== MATERIALS PROVIDED ==

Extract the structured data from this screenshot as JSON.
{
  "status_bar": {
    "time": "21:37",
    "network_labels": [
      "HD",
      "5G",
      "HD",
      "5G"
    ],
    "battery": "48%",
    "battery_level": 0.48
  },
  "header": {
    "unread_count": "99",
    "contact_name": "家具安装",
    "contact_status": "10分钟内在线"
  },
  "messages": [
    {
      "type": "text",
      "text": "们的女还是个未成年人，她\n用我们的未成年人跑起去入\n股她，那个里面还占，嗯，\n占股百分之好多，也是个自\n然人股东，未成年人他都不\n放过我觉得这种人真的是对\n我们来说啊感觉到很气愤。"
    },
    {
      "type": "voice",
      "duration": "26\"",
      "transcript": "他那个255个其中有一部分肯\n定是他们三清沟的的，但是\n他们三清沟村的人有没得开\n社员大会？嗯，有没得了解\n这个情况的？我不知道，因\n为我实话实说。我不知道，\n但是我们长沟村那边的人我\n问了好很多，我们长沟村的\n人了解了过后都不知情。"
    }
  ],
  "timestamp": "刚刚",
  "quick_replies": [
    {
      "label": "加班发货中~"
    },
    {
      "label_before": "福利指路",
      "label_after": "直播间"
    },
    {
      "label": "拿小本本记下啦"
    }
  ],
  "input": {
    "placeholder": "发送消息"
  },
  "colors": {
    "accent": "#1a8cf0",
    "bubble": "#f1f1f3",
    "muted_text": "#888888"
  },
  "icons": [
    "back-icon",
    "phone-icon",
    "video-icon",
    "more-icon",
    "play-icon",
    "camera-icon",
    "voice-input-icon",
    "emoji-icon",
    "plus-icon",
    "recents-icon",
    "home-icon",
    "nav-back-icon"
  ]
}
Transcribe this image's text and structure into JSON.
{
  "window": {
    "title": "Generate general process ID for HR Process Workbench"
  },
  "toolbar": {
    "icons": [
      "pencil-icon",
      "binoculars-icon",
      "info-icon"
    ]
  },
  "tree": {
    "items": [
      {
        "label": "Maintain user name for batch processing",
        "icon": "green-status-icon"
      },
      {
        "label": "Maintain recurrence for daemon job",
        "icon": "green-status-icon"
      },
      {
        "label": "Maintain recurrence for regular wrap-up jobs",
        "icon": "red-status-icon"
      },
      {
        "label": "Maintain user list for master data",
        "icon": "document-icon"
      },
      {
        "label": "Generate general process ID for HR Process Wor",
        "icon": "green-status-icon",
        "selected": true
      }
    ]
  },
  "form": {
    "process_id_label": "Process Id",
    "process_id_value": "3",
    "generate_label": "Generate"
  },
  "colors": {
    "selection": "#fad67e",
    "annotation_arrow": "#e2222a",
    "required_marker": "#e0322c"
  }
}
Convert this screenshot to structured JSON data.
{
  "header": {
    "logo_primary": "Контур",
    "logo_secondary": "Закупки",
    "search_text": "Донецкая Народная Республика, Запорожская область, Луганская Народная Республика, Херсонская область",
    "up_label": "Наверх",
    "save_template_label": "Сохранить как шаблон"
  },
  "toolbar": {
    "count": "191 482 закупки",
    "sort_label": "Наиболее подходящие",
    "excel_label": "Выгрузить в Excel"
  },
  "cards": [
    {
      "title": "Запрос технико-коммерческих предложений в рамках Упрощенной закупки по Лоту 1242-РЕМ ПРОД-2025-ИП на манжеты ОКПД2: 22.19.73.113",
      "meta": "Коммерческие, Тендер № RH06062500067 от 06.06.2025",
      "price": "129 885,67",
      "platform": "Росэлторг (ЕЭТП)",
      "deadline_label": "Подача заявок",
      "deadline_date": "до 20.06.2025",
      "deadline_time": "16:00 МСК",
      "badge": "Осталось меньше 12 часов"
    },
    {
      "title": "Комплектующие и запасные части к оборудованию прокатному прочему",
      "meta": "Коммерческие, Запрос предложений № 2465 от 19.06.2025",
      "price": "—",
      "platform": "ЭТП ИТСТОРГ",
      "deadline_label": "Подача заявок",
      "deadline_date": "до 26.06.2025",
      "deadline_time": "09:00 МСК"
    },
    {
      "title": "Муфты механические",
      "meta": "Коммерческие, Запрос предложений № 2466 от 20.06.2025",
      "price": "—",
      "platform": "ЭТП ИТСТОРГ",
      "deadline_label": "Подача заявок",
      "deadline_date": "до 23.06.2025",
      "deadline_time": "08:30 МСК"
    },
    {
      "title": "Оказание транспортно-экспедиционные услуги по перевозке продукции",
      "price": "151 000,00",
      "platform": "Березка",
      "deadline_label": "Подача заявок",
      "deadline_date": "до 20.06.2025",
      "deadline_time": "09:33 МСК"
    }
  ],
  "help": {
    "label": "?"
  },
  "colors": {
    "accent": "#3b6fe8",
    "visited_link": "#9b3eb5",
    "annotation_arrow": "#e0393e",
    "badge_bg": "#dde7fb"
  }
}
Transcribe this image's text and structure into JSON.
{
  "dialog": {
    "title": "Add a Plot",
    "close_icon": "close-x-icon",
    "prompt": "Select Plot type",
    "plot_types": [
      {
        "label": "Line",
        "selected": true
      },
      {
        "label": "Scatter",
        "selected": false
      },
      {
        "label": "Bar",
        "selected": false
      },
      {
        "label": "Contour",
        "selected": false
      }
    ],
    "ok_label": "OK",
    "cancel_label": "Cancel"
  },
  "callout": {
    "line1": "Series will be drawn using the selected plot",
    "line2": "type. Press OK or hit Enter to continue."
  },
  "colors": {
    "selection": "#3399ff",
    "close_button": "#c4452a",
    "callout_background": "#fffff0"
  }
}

===

» **WHAT YOU WILL DO**: Count how many lines contain "platform" and give only that count.

» **RESPONSE TO THIS EXERCISE**: 4